> [INSTRUCTIONS TO FOLLOW]: Copy each record exactly as it reads, leaving out any pictures it holds.

> [EXTRACTED INFORMATION]:

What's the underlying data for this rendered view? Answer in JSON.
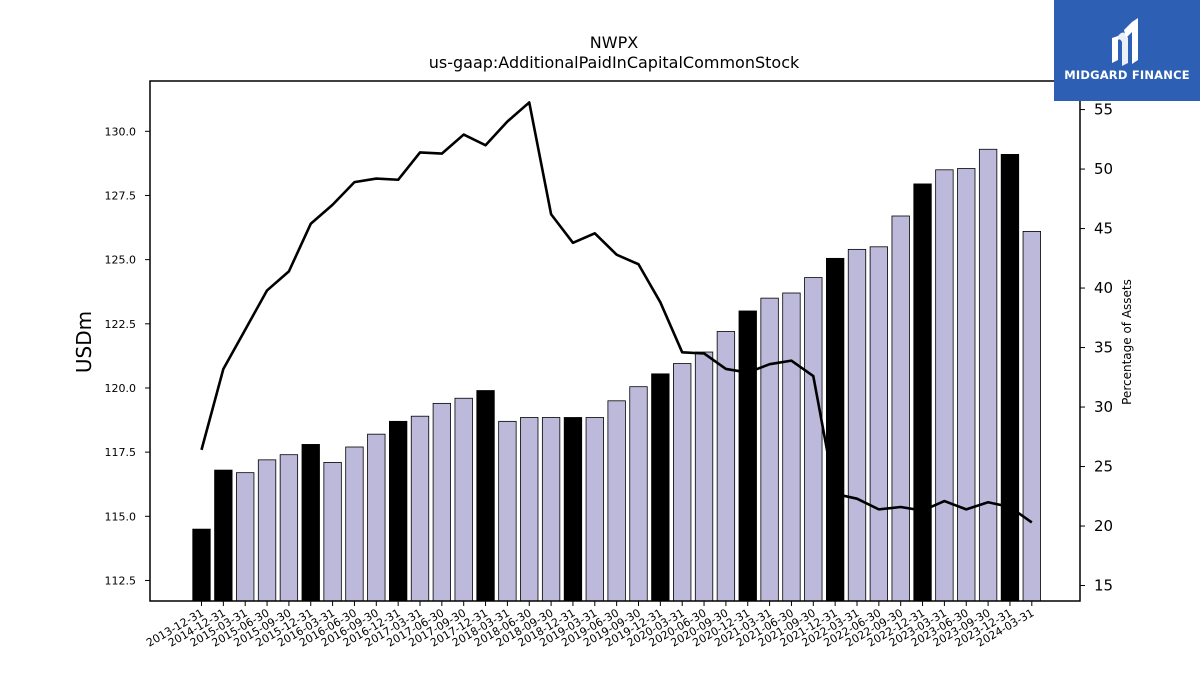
{
  "chart_data": {
    "type": "bar",
    "title": "NWPX",
    "subtitle": "us-gaap:AdditionalPaidInCapitalCommonStock",
    "ylabel": "USDm",
    "y2label": "Percentage of Assets",
    "ylim": [
      111.7,
      131.96
    ],
    "y2lim": [
      13.7,
      57.4
    ],
    "yticks": [
      112.5,
      115.0,
      117.5,
      120.0,
      122.5,
      125.0,
      127.5,
      130.0
    ],
    "yticklabels": [
      "112.5",
      "115.0",
      "117.5",
      "120.0",
      "122.5",
      "125.0",
      "127.5",
      "130.0"
    ],
    "y2ticks": [
      15,
      20,
      25,
      30,
      35,
      40,
      45,
      50,
      55
    ],
    "y2ticklabels": [
      "15",
      "20",
      "25",
      "30",
      "35",
      "40",
      "45",
      "50",
      "55"
    ],
    "categories": [
      "2013-12-31",
      "2014-12-31",
      "2015-03-31",
      "2015-06-30",
      "2015-09-30",
      "2015-12-31",
      "2016-03-31",
      "2016-06-30",
      "2016-09-30",
      "2016-12-31",
      "2017-03-31",
      "2017-06-30",
      "2017-09-30",
      "2017-12-31",
      "2018-03-31",
      "2018-06-30",
      "2018-09-30",
      "2018-12-31",
      "2019-03-31",
      "2019-06-30",
      "2019-09-30",
      "2019-12-31",
      "2020-03-31",
      "2020-06-30",
      "2020-09-30",
      "2020-12-31",
      "2021-03-31",
      "2021-06-30",
      "2021-09-30",
      "2021-12-31",
      "2022-03-31",
      "2022-06-30",
      "2022-09-30",
      "2022-12-31",
      "2023-03-31",
      "2023-06-30",
      "2023-09-30",
      "2023-12-31",
      "2024-03-31"
    ],
    "series": [
      {
        "type": "bar",
        "values": [
          114.5,
          116.8,
          116.7,
          117.2,
          117.4,
          117.8,
          117.1,
          117.7,
          118.2,
          118.7,
          118.9,
          119.4,
          119.6,
          119.9,
          118.7,
          118.85,
          118.85,
          118.85,
          118.85,
          119.5,
          120.05,
          120.55,
          120.95,
          121.4,
          122.2,
          123.0,
          123.5,
          123.7,
          124.3,
          125.05,
          125.4,
          125.5,
          126.7,
          127.95,
          128.5,
          128.55,
          129.3,
          129.1,
          126.1
        ],
        "highlight_color": "#000000",
        "color": "#bdb9db",
        "highlight_flags": [
          1,
          1,
          0,
          0,
          0,
          1,
          0,
          0,
          0,
          1,
          0,
          0,
          0,
          1,
          0,
          0,
          0,
          1,
          0,
          0,
          0,
          1,
          0,
          0,
          0,
          1,
          0,
          0,
          0,
          1,
          0,
          0,
          0,
          1,
          0,
          0,
          0,
          1,
          0
        ]
      },
      {
        "type": "line",
        "axis": "right",
        "color": "#000000",
        "values": [
          26.4,
          33.2,
          36.5,
          39.8,
          41.4,
          45.4,
          47.0,
          48.9,
          49.2,
          49.1,
          51.4,
          51.3,
          52.9,
          52.0,
          54.0,
          55.6,
          46.2,
          43.8,
          44.6,
          42.8,
          42.0,
          38.8,
          34.6,
          34.5,
          33.2,
          32.9,
          33.6,
          33.9,
          32.6,
          22.7,
          22.3,
          21.4,
          21.6,
          21.3,
          22.1,
          21.4,
          22.0,
          21.6,
          20.3
        ]
      }
    ]
  },
  "logo": {
    "text": "MIDGARD FINANCE",
    "color": "#2d5fb4"
  }
}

> [RESULT OF THIS TASK]:
What's the underlying data for this rendered view? Answer in JSON.
{
  "chart_data": {
    "type": "bar",
    "title": "NWPX",
    "subtitle": "us-gaap:AdditionalPaidInCapitalCommonStock",
    "ylabel": "USDm",
    "y2label": "Percentage of Assets",
    "ylim": [
      111.7,
      131.96
    ],
    "y2lim": [
      13.7,
      57.4
    ],
    "yticks": [
      112.5,
      115.0,
      117.5,
      120.0,
      122.5,
      125.0,
      127.5,
      130.0
    ],
    "yticklabels": [
      "112.5",
      "115.0",
      "117.5",
      "120.0",
      "122.5",
      "125.0",
      "127.5",
      "130.0"
    ],
    "y2ticks": [
      15,
      20,
      25,
      30,
      35,
      40,
      45,
      50,
      55
    ],
    "y2ticklabels": [
      "15",
      "20",
      "25",
      "30",
      "35",
      "40",
      "45",
      "50",
      "55"
    ],
    "categories": [
      "2013-12-31",
      "2014-12-31",
      "2015-03-31",
      "2015-06-30",
      "2015-09-30",
      "2015-12-31",
      "2016-03-31",
      "2016-06-30",
      "2016-09-30",
      "2016-12-31",
      "2017-03-31",
      "2017-06-30",
      "2017-09-30",
      "2017-12-31",
      "2018-03-31",
      "2018-06-30",
      "2018-09-30",
      "2018-12-31",
      "2019-03-31",
      "2019-06-30",
      "2019-09-30",
      "2019-12-31",
      "2020-03-31",
      "2020-06-30",
      "2020-09-30",
      "2020-12-31",
      "2021-03-31",
      "2021-06-30",
      "2021-09-30",
      "2021-12-31",
      "2022-03-31",
      "2022-06-30",
      "2022-09-30",
      "2022-12-31",
      "2023-03-31",
      "2023-06-30",
      "2023-09-30",
      "2023-12-31",
      "2024-03-31"
    ],
    "series": [
      {
        "type": "bar",
        "values": [
          114.5,
          116.8,
          116.7,
          117.2,
          117.4,
          117.8,
          117.1,
          117.7,
          118.2,
          118.7,
          118.9,
          119.4,
          119.6,
          119.9,
          118.7,
          118.85,
          118.85,
          118.85,
          118.85,
          119.5,
          120.05,
          120.55,
          120.95,
          121.4,
          122.2,
          123.0,
          123.5,
          123.7,
          124.3,
          125.05,
          125.4,
          125.5,
          126.7,
          127.95,
          128.5,
          128.55,
          129.3,
          129.1,
          126.1
        ],
        "highlight_color": "#000000",
        "color": "#bdb9db",
        "highlight_flags": [
          1,
          1,
          0,
          0,
          0,
          1,
          0,
          0,
          0,
          1,
          0,
          0,
          0,
          1,
          0,
          0,
          0,
          1,
          0,
          0,
          0,
          1,
          0,
          0,
          0,
          1,
          0,
          0,
          0,
          1,
          0,
          0,
          0,
          1,
          0,
          0,
          0,
          1,
          0
        ]
      },
      {
        "type": "line",
        "axis": "right",
        "color": "#000000",
        "values": [
          26.4,
          33.2,
          36.5,
          39.8,
          41.4,
          45.4,
          47.0,
          48.9,
          49.2,
          49.1,
          51.4,
          51.3,
          52.9,
          52.0,
          54.0,
          55.6,
          46.2,
          43.8,
          44.6,
          42.8,
          42.0,
          38.8,
          34.6,
          34.5,
          33.2,
          32.9,
          33.6,
          33.9,
          32.6,
          22.7,
          22.3,
          21.4,
          21.6,
          21.3,
          22.1,
          21.4,
          22.0,
          21.6,
          20.3
        ]
      }
    ]
  },
  "logo": {
    "text": "MIDGARD FINANCE",
    "color": "#2d5fb4"
  }
}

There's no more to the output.